◆ Exercise:
Can you quote the records below in full, word for word?

....

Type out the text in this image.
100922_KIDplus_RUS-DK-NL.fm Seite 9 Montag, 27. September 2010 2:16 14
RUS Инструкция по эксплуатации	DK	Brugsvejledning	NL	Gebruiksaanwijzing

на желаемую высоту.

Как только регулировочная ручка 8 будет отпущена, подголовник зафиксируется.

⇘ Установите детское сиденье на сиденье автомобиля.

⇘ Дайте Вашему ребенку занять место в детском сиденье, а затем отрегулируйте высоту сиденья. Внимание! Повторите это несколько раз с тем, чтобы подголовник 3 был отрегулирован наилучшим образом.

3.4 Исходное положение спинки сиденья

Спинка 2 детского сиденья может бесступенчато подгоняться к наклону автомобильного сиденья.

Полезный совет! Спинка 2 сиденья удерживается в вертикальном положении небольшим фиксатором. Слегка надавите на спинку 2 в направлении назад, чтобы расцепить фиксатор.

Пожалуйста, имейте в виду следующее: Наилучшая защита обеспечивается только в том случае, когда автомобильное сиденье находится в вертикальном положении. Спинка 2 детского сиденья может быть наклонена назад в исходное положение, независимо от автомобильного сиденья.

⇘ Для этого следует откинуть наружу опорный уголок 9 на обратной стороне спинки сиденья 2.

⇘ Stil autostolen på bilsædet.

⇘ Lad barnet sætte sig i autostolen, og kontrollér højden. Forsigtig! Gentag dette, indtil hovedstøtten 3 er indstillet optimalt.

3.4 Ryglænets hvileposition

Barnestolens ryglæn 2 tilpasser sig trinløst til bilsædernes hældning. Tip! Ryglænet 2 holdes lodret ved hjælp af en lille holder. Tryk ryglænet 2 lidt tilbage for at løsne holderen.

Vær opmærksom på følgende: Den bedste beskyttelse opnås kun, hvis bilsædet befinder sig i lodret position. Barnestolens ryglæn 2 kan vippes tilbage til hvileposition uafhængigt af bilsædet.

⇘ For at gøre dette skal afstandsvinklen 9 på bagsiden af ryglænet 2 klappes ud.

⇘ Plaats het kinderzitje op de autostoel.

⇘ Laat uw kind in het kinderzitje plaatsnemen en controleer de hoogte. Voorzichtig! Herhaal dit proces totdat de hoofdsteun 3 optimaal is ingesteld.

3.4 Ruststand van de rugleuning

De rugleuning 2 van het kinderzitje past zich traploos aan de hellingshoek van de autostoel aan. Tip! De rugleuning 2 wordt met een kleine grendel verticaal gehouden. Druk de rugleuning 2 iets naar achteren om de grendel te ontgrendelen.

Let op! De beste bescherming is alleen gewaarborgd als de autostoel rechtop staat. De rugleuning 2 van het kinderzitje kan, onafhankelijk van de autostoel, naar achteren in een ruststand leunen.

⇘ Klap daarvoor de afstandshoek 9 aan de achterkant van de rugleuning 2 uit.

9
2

....

◆ Finished exercise:
Type out the text in this image.
100922_KIDplus_RUS-DK-NL.fm Seite 9 Montag, 27. September 2010 2:16 14
RUS Инструкция по эксплуатации	DK	Brugsvejledning	NL	Gebruiksaanwijzing

на желаемую высоту.

Как только регулировочная ручка 8 будет отпущена, подголовник зафиксируется.

⇘ Установите детское сиденье на сиденье автомобиля.

⇘ Дайте Вашему ребенку занять место в детском сиденье, а затем отрегулируйте высоту сиденья. Внимание! Повторите это несколько раз с тем, чтобы подголовник 3 был отрегулирован наилучшим образом.

3.4 Исходное положение спинки сиденья

Спинка 2 детского сиденья может бесступенчато подгоняться к наклону автомобильного сиденья.

Полезный совет! Спинка 2 сиденья удерживается в вертикальном положении небольшим фиксатором. Слегка надавите на спинку 2 в направлении назад, чтобы расцепить фиксатор.

Пожалуйста, имейте в виду следующее: Наилучшая защита обеспечивается только в том случае, когда автомобильное сиденье находится в вертикальном положении. Спинка 2 детского сиденья может быть наклонена назад в исходное положение, независимо от автомобильного сиденья.

⇘ Для этого следует откинуть наружу опорный уголок 9 на обратной стороне спинки сиденья 2.

⇘ Stil autostolen på bilsædet.

⇘ Lad barnet sætte sig i autostolen, og kontrollér højden. Forsigtig! Gentag dette, indtil hovedstøtten 3 er indstillet optimalt.

3.4 Ryglænets hvileposition

Barnestolens ryglæn 2 tilpasser sig trinløst til bilsædernes hældning. Tip! Ryglænet 2 holdes lodret ved hjælp af en lille holder. Tryk ryglænet 2 lidt tilbage for at løsne holderen.

Vær opmærksom på følgende: Den bedste beskyttelse opnås kun, hvis bilsædet befinder sig i lodret position. Barnestolens ryglæn 2 kan vippes tilbage til hvileposition uafhængigt af bilsædet.

⇘ For at gøre dette skal afstandsvinklen 9 på bagsiden af ryglænet 2 klappes ud.

⇘ Plaats het kinderzitje op de autostoel.

⇘ Laat uw kind in het kinderzitje plaatsnemen en controleer de hoogte. Voorzichtig! Herhaal dit proces totdat de hoofdsteun 3 optimaal is ingesteld.

3.4 Ruststand van de rugleuning

De rugleuning 2 van het kinderzitje past zich traploos aan de hellingshoek van de autostoel aan. Tip! De rugleuning 2 wordt met een kleine grendel verticaal gehouden. Druk de rugleuning 2 iets naar achteren om de grendel te ontgrendelen.

Let op! De beste bescherming is alleen gewaarborgd als de autostoel rechtop staat. De rugleuning 2 van het kinderzitje kan, onafhankelijk van de autostoel, naar achteren in een ruststand leunen.

⇘ Klap daarvoor de afstandshoek 9 aan de achterkant van de rugleuning 2 uit.

9
2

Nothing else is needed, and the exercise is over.